[Collection entries]
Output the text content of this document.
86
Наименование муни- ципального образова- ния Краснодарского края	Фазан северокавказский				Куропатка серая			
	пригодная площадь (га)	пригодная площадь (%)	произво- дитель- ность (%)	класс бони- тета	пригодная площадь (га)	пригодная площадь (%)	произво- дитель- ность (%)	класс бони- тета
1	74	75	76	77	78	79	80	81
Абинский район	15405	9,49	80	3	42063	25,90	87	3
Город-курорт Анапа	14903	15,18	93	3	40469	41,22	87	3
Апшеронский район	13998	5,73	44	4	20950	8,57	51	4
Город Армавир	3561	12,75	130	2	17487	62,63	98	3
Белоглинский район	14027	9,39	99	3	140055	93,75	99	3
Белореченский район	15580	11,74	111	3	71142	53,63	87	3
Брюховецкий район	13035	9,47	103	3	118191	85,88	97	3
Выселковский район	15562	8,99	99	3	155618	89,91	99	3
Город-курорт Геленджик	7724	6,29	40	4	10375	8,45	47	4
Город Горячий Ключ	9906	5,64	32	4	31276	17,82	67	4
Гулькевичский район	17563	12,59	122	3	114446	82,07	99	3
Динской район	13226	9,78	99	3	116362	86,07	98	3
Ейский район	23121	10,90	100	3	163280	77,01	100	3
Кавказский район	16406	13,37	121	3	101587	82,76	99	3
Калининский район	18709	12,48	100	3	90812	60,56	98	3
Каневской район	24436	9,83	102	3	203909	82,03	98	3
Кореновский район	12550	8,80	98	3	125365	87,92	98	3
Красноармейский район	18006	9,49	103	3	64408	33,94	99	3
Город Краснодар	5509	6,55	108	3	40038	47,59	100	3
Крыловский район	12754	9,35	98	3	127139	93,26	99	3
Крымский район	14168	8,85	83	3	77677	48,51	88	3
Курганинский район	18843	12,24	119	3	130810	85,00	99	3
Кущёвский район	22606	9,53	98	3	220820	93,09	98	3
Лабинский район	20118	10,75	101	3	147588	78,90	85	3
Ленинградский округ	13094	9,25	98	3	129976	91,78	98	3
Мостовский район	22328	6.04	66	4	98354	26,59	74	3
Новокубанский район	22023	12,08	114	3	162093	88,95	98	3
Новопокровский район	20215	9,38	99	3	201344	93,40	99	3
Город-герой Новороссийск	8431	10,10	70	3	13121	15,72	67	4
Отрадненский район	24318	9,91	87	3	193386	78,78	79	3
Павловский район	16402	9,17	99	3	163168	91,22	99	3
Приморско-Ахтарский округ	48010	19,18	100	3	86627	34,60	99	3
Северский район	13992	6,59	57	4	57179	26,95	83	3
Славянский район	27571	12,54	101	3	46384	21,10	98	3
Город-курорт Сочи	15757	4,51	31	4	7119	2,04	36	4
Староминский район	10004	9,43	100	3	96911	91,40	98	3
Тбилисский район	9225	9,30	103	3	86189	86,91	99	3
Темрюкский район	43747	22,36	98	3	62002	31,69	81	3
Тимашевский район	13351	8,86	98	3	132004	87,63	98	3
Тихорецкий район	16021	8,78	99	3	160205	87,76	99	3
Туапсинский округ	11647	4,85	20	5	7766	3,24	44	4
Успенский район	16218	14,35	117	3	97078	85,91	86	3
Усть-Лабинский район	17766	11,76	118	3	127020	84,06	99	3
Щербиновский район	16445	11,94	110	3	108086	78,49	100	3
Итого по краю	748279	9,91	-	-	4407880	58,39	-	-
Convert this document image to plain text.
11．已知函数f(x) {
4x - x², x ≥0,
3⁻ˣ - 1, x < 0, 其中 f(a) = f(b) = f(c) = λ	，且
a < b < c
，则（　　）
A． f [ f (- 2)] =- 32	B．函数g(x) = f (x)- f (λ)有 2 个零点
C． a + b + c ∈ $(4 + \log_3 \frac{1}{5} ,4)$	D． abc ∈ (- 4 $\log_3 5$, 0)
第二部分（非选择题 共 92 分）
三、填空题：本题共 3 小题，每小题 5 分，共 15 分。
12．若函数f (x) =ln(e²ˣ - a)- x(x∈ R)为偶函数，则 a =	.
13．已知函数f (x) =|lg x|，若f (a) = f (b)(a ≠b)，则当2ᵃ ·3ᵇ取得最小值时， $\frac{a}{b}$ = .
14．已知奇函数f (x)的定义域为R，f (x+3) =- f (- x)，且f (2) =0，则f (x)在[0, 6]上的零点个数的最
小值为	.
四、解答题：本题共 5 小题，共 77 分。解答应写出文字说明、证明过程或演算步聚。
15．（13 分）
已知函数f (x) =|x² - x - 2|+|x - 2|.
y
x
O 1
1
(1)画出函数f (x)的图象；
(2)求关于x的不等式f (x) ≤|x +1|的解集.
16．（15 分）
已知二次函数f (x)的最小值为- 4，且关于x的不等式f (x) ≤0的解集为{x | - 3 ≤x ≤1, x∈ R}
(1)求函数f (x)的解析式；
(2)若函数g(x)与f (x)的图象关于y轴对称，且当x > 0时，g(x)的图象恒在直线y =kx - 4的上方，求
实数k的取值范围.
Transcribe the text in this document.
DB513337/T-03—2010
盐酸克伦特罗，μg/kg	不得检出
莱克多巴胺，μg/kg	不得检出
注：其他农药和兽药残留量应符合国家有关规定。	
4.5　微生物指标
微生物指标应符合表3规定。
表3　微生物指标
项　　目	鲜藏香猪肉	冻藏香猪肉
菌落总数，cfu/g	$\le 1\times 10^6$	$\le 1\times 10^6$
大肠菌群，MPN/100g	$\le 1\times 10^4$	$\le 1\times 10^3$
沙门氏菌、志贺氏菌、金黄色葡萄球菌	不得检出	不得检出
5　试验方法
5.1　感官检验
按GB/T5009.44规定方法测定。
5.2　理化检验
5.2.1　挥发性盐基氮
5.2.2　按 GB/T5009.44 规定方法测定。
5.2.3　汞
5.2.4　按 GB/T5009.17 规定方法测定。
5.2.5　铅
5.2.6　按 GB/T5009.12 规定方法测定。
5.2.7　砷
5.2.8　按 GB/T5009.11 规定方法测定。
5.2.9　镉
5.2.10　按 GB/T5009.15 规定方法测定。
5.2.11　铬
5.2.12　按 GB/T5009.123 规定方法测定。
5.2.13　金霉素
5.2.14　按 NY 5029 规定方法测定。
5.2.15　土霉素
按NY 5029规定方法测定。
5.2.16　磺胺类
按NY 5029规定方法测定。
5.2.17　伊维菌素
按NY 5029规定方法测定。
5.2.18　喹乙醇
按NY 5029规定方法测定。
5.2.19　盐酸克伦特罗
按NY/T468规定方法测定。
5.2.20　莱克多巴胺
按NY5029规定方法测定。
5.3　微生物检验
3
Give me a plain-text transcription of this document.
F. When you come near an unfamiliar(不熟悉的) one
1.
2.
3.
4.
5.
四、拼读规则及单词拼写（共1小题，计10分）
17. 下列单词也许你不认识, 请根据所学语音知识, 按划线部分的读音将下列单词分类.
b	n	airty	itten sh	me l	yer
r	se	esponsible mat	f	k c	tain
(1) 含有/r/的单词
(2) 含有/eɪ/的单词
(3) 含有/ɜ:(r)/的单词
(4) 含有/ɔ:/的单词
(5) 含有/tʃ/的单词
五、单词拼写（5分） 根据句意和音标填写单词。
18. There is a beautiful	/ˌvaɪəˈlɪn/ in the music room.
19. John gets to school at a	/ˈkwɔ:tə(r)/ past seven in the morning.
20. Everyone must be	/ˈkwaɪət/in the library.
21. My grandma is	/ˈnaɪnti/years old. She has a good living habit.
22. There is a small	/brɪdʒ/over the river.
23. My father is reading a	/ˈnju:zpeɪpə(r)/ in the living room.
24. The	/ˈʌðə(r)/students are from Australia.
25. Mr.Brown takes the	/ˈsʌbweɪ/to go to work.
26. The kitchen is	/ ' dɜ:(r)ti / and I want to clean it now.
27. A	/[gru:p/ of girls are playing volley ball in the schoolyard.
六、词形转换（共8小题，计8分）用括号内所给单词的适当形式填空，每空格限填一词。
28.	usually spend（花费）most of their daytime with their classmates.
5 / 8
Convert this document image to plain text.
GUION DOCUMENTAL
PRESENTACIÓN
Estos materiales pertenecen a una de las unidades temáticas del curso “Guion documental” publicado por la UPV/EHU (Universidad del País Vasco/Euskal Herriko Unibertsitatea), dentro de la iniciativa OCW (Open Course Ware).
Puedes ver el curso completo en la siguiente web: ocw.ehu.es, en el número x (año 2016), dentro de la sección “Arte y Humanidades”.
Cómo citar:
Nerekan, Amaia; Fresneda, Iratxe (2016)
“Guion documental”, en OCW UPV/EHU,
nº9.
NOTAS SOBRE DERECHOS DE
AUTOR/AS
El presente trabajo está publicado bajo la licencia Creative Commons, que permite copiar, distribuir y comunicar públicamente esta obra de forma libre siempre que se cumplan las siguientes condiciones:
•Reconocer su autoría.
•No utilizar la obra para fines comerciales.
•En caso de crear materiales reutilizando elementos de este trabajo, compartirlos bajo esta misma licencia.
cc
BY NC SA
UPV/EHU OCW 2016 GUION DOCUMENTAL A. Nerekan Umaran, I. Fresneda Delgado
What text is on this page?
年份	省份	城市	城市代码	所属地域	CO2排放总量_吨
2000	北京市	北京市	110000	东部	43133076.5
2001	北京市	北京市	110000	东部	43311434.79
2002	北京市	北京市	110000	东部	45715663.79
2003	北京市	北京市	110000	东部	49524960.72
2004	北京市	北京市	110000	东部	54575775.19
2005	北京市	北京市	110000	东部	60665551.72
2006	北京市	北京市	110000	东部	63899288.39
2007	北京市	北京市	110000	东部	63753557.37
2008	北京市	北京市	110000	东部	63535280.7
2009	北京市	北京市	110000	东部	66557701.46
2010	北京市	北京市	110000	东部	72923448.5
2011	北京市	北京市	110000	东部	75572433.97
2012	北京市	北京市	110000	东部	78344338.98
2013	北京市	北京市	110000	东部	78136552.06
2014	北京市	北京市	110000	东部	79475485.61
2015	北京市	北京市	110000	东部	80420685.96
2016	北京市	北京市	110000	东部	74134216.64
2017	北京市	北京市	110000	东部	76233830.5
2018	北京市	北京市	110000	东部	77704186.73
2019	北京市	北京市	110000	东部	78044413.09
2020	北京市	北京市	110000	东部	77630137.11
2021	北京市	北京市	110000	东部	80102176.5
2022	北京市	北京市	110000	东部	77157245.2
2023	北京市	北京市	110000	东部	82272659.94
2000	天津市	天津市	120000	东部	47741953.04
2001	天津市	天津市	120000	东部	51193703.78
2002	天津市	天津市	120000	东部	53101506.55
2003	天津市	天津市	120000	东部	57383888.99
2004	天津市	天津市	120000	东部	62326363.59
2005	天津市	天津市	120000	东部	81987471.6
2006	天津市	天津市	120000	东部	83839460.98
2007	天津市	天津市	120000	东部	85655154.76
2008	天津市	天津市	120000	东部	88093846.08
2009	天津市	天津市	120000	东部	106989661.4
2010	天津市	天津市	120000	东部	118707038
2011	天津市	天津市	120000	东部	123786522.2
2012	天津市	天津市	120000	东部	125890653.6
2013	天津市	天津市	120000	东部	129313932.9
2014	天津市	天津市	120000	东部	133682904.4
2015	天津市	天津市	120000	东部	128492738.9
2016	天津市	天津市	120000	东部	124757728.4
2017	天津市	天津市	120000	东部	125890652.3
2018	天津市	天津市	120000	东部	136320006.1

### [What needs to be done]
Go through the material above and copy each line that has the word "esta".

### [Result of this task]
El presente trabajo está publicado bajo la licencia Creative Commons, que permite copiar, distribuir y comunicar públicamente esta obra de forma libre siempre que se cumplan las siguientes condiciones:
•En caso de crear materiales reutilizando elementos de este trabajo, compartirlos bajo esta misma licencia.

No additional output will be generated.